··· Provided records ···
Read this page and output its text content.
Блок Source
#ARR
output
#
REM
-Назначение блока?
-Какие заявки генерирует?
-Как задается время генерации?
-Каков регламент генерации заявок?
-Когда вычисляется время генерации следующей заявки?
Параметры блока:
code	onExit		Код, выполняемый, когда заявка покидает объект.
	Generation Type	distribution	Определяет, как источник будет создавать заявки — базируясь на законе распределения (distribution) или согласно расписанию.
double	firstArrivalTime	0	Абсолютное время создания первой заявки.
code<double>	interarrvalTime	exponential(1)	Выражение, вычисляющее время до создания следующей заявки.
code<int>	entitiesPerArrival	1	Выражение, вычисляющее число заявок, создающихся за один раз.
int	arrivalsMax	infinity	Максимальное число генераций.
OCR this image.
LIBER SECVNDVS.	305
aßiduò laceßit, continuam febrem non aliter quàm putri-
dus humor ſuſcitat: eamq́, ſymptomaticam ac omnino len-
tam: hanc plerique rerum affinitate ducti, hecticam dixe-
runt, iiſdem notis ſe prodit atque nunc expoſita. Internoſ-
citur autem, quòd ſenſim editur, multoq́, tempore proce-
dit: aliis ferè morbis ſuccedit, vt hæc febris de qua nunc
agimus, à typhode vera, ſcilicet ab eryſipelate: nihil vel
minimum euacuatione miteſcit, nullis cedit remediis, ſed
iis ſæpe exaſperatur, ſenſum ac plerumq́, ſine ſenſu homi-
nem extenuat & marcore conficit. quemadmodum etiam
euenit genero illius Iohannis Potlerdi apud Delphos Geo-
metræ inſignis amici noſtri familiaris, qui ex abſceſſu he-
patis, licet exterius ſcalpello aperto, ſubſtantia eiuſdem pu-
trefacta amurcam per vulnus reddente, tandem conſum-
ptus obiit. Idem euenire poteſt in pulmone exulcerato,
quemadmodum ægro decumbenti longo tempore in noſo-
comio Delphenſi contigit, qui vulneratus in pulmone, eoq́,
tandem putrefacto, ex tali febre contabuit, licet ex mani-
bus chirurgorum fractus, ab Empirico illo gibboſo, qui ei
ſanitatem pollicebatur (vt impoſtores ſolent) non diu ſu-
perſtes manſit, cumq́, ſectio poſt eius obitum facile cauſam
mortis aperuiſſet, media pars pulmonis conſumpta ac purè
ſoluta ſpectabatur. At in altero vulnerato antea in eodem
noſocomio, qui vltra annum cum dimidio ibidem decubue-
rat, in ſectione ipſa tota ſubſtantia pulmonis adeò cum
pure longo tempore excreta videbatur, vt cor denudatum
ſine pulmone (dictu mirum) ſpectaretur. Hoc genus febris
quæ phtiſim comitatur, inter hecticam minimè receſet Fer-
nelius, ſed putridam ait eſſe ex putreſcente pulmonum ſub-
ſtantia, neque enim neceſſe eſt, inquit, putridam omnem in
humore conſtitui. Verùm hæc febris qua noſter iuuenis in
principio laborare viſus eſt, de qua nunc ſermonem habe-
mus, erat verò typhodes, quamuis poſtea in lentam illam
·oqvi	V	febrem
···
What you will do:
Type out the whole listing above again, exactly as it stands.

Exercise solution:
Read this page and output its text content.
Блок Source
#ARR
output
#
REM
-Назначение блока?
-Какие заявки генерирует?
-Как задается время генерации?
-Каков регламент генерации заявок?
-Когда вычисляется время генерации следующей заявки?
Параметры блока:
code	onExit		Код, выполняемый, когда заявка покидает объект.
	Generation Type	distribution	Определяет, как источник будет создавать заявки — базируясь на законе распределения (distribution) или согласно расписанию.
double	firstArrivalTime	0	Абсолютное время создания первой заявки.
code<double>	interarrvalTime	exponential(1)	Выражение, вычисляющее время до создания следующей заявки.
code<int>	entitiesPerArrival	1	Выражение, вычисляющее число заявок, создающихся за один раз.
int	arrivalsMax	infinity	Максимальное число генераций.
OCR this image.
LIBER SECVNDVS.	305
aßiduò laceßit, continuam febrem non aliter quàm putri-
dus humor ſuſcitat: eamq́, ſymptomaticam ac omnino len-
tam: hanc plerique rerum affinitate ducti, hecticam dixe-
runt, iiſdem notis ſe prodit atque nunc expoſita. Internoſ-
citur autem, quòd ſenſim editur, multoq́, tempore proce-
dit: aliis ferè morbis ſuccedit, vt hæc febris de qua nunc
agimus, à typhode vera, ſcilicet ab eryſipelate: nihil vel
minimum euacuatione miteſcit, nullis cedit remediis, ſed
iis ſæpe exaſperatur, ſenſum ac plerumq́, ſine ſenſu homi-
nem extenuat & marcore conficit. quemadmodum etiam
euenit genero illius Iohannis Potlerdi apud Delphos Geo-
metræ inſignis amici noſtri familiaris, qui ex abſceſſu he-
patis, licet exterius ſcalpello aperto, ſubſtantia eiuſdem pu-
trefacta amurcam per vulnus reddente, tandem conſum-
ptus obiit. Idem euenire poteſt in pulmone exulcerato,
quemadmodum ægro decumbenti longo tempore in noſo-
comio Delphenſi contigit, qui vulneratus in pulmone, eoq́,
tandem putrefacto, ex tali febre contabuit, licet ex mani-
bus chirurgorum fractus, ab Empirico illo gibboſo, qui ei
ſanitatem pollicebatur (vt impoſtores ſolent) non diu ſu-
perſtes manſit, cumq́, ſectio poſt eius obitum facile cauſam
mortis aperuiſſet, media pars pulmonis conſumpta ac purè
ſoluta ſpectabatur. At in altero vulnerato antea in eodem
noſocomio, qui vltra annum cum dimidio ibidem decubue-
rat, in ſectione ipſa tota ſubſtantia pulmonis adeò cum
pure longo tempore excreta videbatur, vt cor denudatum
ſine pulmone (dictu mirum) ſpectaretur. Hoc genus febris
quæ phtiſim comitatur, inter hecticam minimè receſet Fer-
nelius, ſed putridam ait eſſe ex putreſcente pulmonum ſub-
ſtantia, neque enim neceſſe eſt, inquit, putridam omnem in
humore conſtitui. Verùm hæc febris qua noſter iuuenis in
principio laborare viſus eſt, de qua nunc ſermonem habe-
mus, erat verò typhodes, quamuis poſtea in lentam illam
·oqvi	V	febrem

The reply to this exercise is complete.